OBJECTIVE »
Reproduce every entry below precisely; do not include the pictures.

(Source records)
○ ○ ○ ○
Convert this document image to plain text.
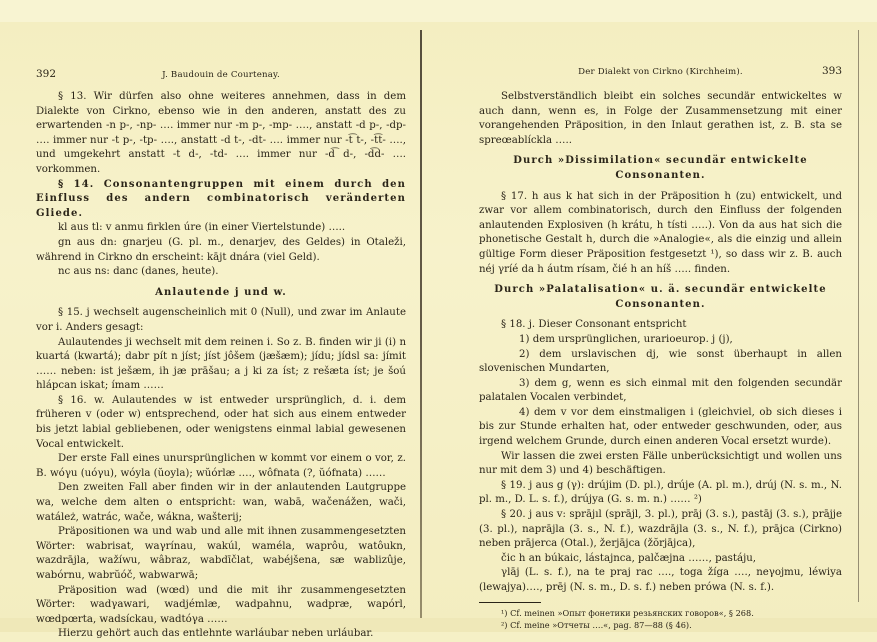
392	J. Baudouin de Courtenay.

§ 13. Wir dürfen also ohne weiteres annehmen, dass in dem Dialekte von Cirkno, ebenso wie in den anderen, anstatt des zu erwartenden -n p-, -np- …. immer nur -m p-, -mp- …., anstatt -d p-, -dp- …. immer nur -t p-, -tp- …., anstatt -d t-, -dt- …. immer nur -t͡ t-, -t͡t- …., und umgekehrt anstatt -t d-, -td- …. immer nur -d͡ d-, -d͡d- …. vorkommen.

§ 14. Consonantengruppen mit einem durch den Einfluss des andern combinatorisch veränderten Gliede.

kl aus tl: v anmu firklen úre (in einer Viertelstunde) …..

gn aus dn: gnarjeu (G. pl. m., denarjev, des Geldes) in Otaleži, während in Cirkno dn erscheint: kājt dnára (viel Geld).

nc aus ns: danc (danes, heute).

Anlautende j und w.

§ 15. j wechselt augenscheinlich mit 0 (Null), und zwar im Anlaute vor i. Anders gesagt:

Aulautendes ji wechselt mit dem reinen i. So z. B. finden wir ji (i) n kuartá (kwartá); dabr pít n jíst; jíst jôšem (jæšæm); jídu; jídsl sa: jímit …… neben: ist ješæm, ih jæ prāšau; a j ki za íst; z rešæta íst; je šoú hlápcan iskat; ímam ……

§ 16. w. Aulautendes w ist entweder ursprünglich, d. i. dem früheren v (oder w) entsprechend, oder hat sich aus einem entweder bis jetzt labial gebliebenen, oder wenigstens einmal labial gewesenen Vocal entwickelt.

Der erste Fall eines unursprünglichen w kommt vor einem o vor, z. B. wóγu (uóγu), wóyla (ŭoyla); wŭórlæ …., wôfnata (?, ŭófnata) ……

Den zweiten Fall aber finden wir in der anlautenden Lautgruppe wa, welche dem alten o entspricht: wan, wabā, wačenážen, wači, watáleż, watrác, wače, wákna, wašterij;

Präpositionen wa und wab und alle mit ihnen zusammengesetzten Wörter: wabrisat, waγrínau, wakúl, waméla, waprôu, watôukn, wazdrājla, wažíwu, wâbraz, wabdīčlat, wabéjšena, sæ wablizûje, wabórnu, wabrŭóč, wabwarwā;

Präposition wad (wœd) und die mit ihr zusammengesetzten Wörter: wadγawari, wadjémlæ, wadpahnu, wadpræ, wapórl, wœdpœrta, wadsíckau, wadtóγa ……

Hierzu gehört auch das entlehnte warláubar neben urláubar.

Der Dialekt von Cirkno (Kirchheim).	393

Selbstverständlich bleibt ein solches secundär entwickeltes w auch dann, wenn es, in Folge der Zusammensetzung mit einer vorangehenden Präposition, in den Inlaut gerathen ist, z. B. sta se spreœablíckla …..

Durch »Dissimilation« secundär entwickelte Consonanten.

§ 17. h aus k hat sich in der Präposition h (zu) entwickelt, und zwar vor allem combinatorisch, durch den Einfluss der folgenden anlautenden Explosiven (h krátu, h tísti …..). Von da aus hat sich die phonetische Gestalt h, durch die »Analogie«, als die einzig und allein gültige Form dieser Präposition festgesetzt ¹), so dass wir z. B. auch néj γríé da h áutm rísam, čié h an híš ….. finden.

Durch »Palatalisation« u. ä. secundär entwickelte Consonanten.

§ 18. j. Dieser Consonant entspricht

1) dem ursprünglichen, urarioeurop. j (j),

2) dem urslavischen dj, wie sonst überhaupt in allen slovenischen Mundarten,

3) dem g, wenn es sich einmal mit den folgenden secundär palatalen Vocalen verbindet,

4) dem v vor dem einstmaligen i (gleichviel, ob sich dieses i bis zur Stunde erhalten hat, oder entweder geschwunden, oder, aus irgend welchem Grunde, durch einen anderen Vocal ersetzt wurde).

Wir lassen die zwei ersten Fälle unberücksichtigt und wollen uns nur mit dem 3) und 4) beschäftigen.

§ 19. j aus g (γ): drújim (D. pl.), drúje (A. pl. m.), drúj (N. s. m., N. pl. m., D. L. s. f.), drújya (G. s. m. n.) …… ²)

§ 20. j aus v: sprājıl (sprājl, 3. pl.), prāj (3. s.), pastāj (3. s.), prājje (3. pl.), naprājla (3. s., N. f.), wazdrājla (3. s., N. f.), prājca (Cirkno) neben prājerca (Otal.), žerjājca (žŏrjājca),

čic h an búkaic, lástajnca, palčæjna ……, pastáju,

γlāj (L. s. f.), na te praj rac …., toga žíga …., neγojmu, léwiya (lewajya)…., prēj (N. s. m., D. s. f.) neben prówa (N. s. f.).

¹) Cf. meinen »Опыт фонетики резьянских говоров«, § 268.

²) Cf. meine »Отчеты ….«, pag. 87—88 (§ 46).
○ ○ ○ ○
SOLUTION TO THIS PROBLEM »
Convert this document image to plain text.
392	J. Baudouin de Courtenay.

§ 13. Wir dürfen also ohne weiteres annehmen, dass in dem Dialekte von Cirkno, ebenso wie in den anderen, anstatt des zu erwartenden -n p-, -np- …. immer nur -m p-, -mp- …., anstatt -d p-, -dp- …. immer nur -t p-, -tp- …., anstatt -d t-, -dt- …. immer nur -t͡ t-, -t͡t- …., und umgekehrt anstatt -t d-, -td- …. immer nur -d͡ d-, -d͡d- …. vorkommen.

§ 14. Consonantengruppen mit einem durch den Einfluss des andern combinatorisch veränderten Gliede.

kl aus tl: v anmu firklen úre (in einer Viertelstunde) …..

gn aus dn: gnarjeu (G. pl. m., denarjev, des Geldes) in Otaleži, während in Cirkno dn erscheint: kājt dnára (viel Geld).

nc aus ns: danc (danes, heute).

Anlautende j und w.

§ 15. j wechselt augenscheinlich mit 0 (Null), und zwar im Anlaute vor i. Anders gesagt:

Aulautendes ji wechselt mit dem reinen i. So z. B. finden wir ji (i) n kuartá (kwartá); dabr pít n jíst; jíst jôšem (jæšæm); jídu; jídsl sa: jímit …… neben: ist ješæm, ih jæ prāšau; a j ki za íst; z rešæta íst; je šoú hlápcan iskat; ímam ……

§ 16. w. Aulautendes w ist entweder ursprünglich, d. i. dem früheren v (oder w) entsprechend, oder hat sich aus einem entweder bis jetzt labial gebliebenen, oder wenigstens einmal labial gewesenen Vocal entwickelt.

Der erste Fall eines unursprünglichen w kommt vor einem o vor, z. B. wóγu (uóγu), wóyla (ŭoyla); wŭórlæ …., wôfnata (?, ŭófnata) ……

Den zweiten Fall aber finden wir in der anlautenden Lautgruppe wa, welche dem alten o entspricht: wan, wabā, wačenážen, wači, watáleż, watrác, wače, wákna, wašterij;

Präpositionen wa und wab und alle mit ihnen zusammengesetzten Wörter: wabrisat, waγrínau, wakúl, waméla, waprôu, watôukn, wazdrājla, wažíwu, wâbraz, wabdīčlat, wabéjšena, sæ wablizûje, wabórnu, wabrŭóč, wabwarwā;

Präposition wad (wœd) und die mit ihr zusammengesetzten Wörter: wadγawari, wadjémlæ, wadpahnu, wadpræ, wapórl, wœdpœrta, wadsíckau, wadtóγa ……

Hierzu gehört auch das entlehnte warláubar neben urláubar.

Der Dialekt von Cirkno (Kirchheim).	393

Selbstverständlich bleibt ein solches secundär entwickeltes w auch dann, wenn es, in Folge der Zusammensetzung mit einer vorangehenden Präposition, in den Inlaut gerathen ist, z. B. sta se spreœablíckla …..

Durch »Dissimilation« secundär entwickelte Consonanten.

§ 17. h aus k hat sich in der Präposition h (zu) entwickelt, und zwar vor allem combinatorisch, durch den Einfluss der folgenden anlautenden Explosiven (h krátu, h tísti …..). Von da aus hat sich die phonetische Gestalt h, durch die »Analogie«, als die einzig und allein gültige Form dieser Präposition festgesetzt ¹), so dass wir z. B. auch néj γríé da h áutm rísam, čié h an híš ….. finden.

Durch »Palatalisation« u. ä. secundär entwickelte Consonanten.

§ 18. j. Dieser Consonant entspricht

1) dem ursprünglichen, urarioeurop. j (j),

2) dem urslavischen dj, wie sonst überhaupt in allen slovenischen Mundarten,

3) dem g, wenn es sich einmal mit den folgenden secundär palatalen Vocalen verbindet,

4) dem v vor dem einstmaligen i (gleichviel, ob sich dieses i bis zur Stunde erhalten hat, oder entweder geschwunden, oder, aus irgend welchem Grunde, durch einen anderen Vocal ersetzt wurde).

Wir lassen die zwei ersten Fälle unberücksichtigt und wollen uns nur mit dem 3) und 4) beschäftigen.

§ 19. j aus g (γ): drújim (D. pl.), drúje (A. pl. m.), drúj (N. s. m., N. pl. m., D. L. s. f.), drújya (G. s. m. n.) …… ²)

§ 20. j aus v: sprājıl (sprājl, 3. pl.), prāj (3. s.), pastāj (3. s.), prājje (3. pl.), naprājla (3. s., N. f.), wazdrājla (3. s., N. f.), prājca (Cirkno) neben prājerca (Otal.), žerjājca (žŏrjājca),

čic h an búkaic, lástajnca, palčæjna ……, pastáju,

γlāj (L. s. f.), na te praj rac …., toga žíga …., neγojmu, léwiya (lewajya)…., prēj (N. s. m., D. s. f.) neben prówa (N. s. f.).

¹) Cf. meinen »Опыт фонетики резьянских говоров«, § 268.

²) Cf. meine »Отчеты ….«, pag. 87—88 (§ 46).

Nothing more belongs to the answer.